Select every line containing the word "stati" from the material, and copy those lines.

※ ※ ※

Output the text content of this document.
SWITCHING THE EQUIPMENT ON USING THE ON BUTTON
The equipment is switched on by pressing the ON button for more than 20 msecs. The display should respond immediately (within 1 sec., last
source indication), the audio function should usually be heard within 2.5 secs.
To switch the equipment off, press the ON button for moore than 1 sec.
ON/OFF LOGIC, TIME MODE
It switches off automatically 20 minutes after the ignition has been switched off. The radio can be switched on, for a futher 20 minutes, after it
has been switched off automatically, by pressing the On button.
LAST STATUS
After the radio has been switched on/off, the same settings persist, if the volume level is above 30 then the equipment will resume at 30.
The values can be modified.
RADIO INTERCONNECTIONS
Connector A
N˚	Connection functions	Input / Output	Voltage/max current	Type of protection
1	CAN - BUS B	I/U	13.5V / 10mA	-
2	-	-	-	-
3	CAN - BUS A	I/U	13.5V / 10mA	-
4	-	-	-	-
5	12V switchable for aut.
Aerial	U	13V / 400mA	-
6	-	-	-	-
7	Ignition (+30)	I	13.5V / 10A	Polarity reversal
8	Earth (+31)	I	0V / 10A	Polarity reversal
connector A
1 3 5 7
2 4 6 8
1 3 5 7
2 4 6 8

※ ※ ※

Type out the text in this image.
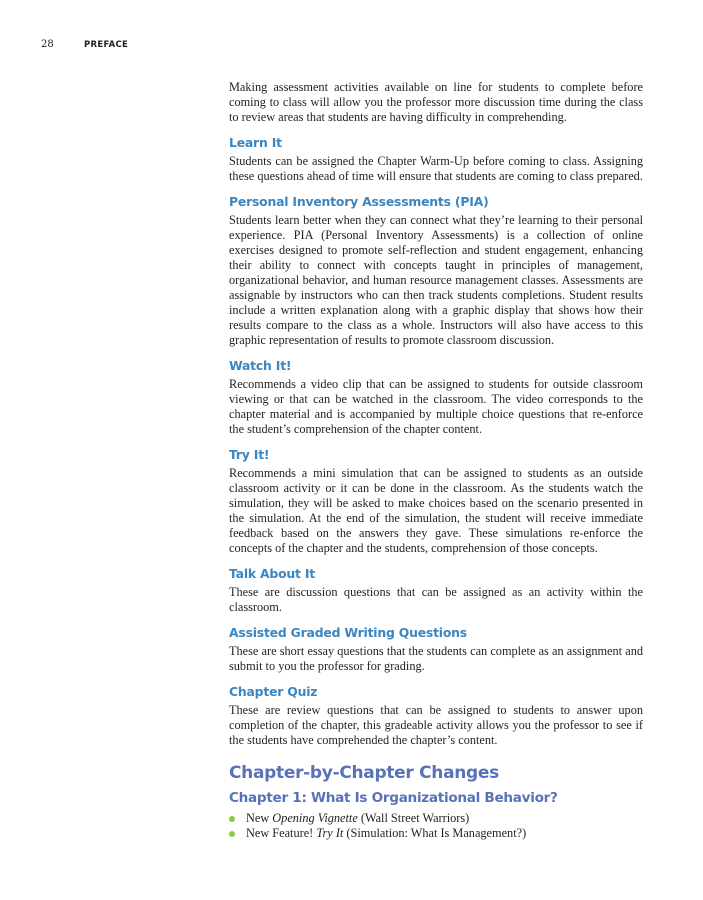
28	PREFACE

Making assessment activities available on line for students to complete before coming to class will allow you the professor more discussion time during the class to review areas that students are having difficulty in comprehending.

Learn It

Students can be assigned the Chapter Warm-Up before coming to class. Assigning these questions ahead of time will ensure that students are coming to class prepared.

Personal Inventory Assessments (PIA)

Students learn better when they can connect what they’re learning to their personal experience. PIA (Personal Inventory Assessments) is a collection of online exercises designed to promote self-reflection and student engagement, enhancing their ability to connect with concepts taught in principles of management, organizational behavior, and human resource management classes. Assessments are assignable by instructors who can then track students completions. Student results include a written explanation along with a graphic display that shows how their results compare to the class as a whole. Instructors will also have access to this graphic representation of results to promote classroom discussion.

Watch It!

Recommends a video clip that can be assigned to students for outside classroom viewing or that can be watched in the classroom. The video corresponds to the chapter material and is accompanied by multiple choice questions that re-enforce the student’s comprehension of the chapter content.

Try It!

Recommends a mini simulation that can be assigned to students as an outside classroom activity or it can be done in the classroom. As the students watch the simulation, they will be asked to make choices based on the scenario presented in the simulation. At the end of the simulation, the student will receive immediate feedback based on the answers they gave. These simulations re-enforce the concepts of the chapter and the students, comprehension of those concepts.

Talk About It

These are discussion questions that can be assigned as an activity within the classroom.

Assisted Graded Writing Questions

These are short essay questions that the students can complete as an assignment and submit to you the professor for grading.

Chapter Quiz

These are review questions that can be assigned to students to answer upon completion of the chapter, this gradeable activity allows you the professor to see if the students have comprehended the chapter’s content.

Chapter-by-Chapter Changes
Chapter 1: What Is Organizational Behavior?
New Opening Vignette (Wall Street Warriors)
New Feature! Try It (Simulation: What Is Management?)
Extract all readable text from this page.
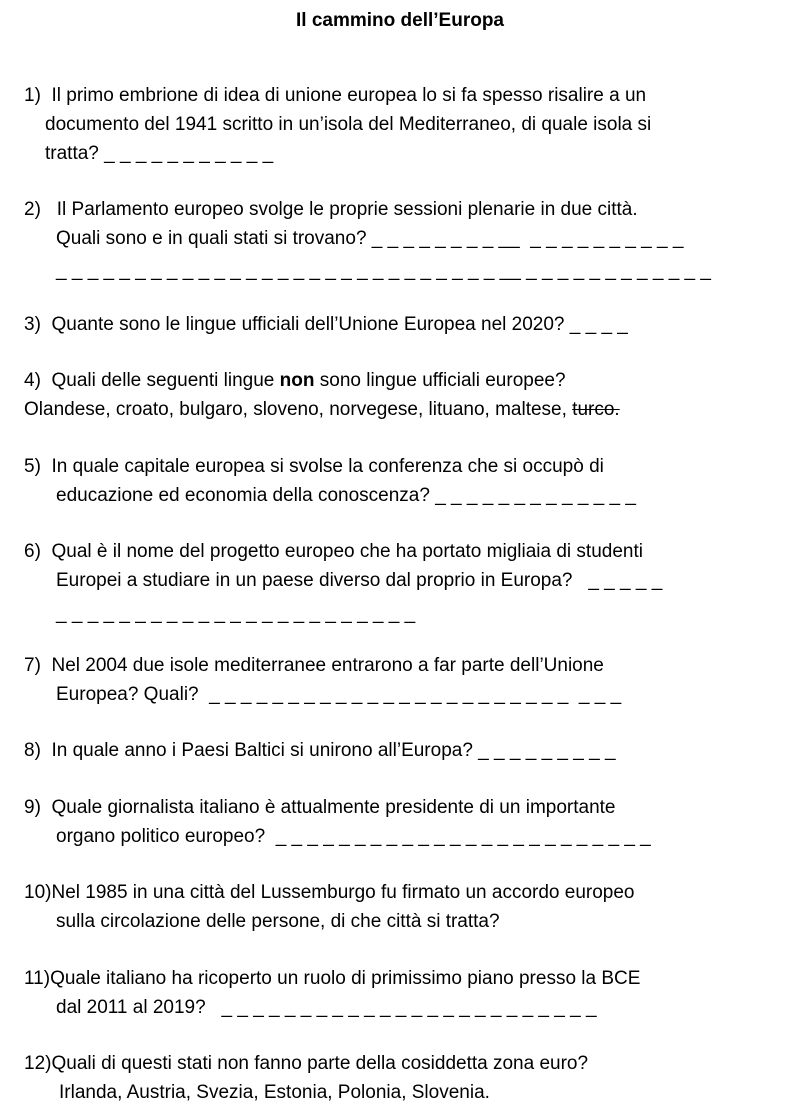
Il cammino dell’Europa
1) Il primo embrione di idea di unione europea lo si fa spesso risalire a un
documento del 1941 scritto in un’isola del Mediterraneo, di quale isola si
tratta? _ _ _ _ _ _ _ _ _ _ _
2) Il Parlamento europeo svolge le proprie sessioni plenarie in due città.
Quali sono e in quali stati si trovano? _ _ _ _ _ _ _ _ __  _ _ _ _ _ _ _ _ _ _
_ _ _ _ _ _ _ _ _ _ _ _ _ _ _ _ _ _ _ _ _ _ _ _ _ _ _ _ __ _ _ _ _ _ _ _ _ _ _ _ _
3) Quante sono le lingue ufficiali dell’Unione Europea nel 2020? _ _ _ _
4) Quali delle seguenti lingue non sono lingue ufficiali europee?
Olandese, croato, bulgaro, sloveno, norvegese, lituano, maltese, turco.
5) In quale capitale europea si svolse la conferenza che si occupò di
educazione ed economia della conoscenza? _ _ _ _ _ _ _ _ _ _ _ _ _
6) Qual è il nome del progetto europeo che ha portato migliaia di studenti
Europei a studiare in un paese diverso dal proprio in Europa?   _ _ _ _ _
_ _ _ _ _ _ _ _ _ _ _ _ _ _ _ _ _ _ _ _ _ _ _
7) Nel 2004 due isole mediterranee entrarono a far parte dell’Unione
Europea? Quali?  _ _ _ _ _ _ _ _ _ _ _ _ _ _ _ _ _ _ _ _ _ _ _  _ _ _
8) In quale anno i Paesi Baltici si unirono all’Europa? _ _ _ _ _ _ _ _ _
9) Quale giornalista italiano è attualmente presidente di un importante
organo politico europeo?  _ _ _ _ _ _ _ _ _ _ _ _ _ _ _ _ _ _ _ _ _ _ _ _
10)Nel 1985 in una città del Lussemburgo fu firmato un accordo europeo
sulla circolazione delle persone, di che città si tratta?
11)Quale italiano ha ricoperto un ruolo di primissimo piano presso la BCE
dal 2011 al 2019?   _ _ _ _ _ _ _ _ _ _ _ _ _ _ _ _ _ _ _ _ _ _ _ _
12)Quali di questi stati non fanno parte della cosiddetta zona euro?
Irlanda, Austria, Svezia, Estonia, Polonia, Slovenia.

※ ※ ※

### EXERCISE OUTPUT
Quali sono e in quali stati si trovano? _ _ _ _ _ _ _ _ __  _ _ _ _ _ _ _ _ _ _
12)Quali di questi stati non fanno parte della cosiddetta zona euro?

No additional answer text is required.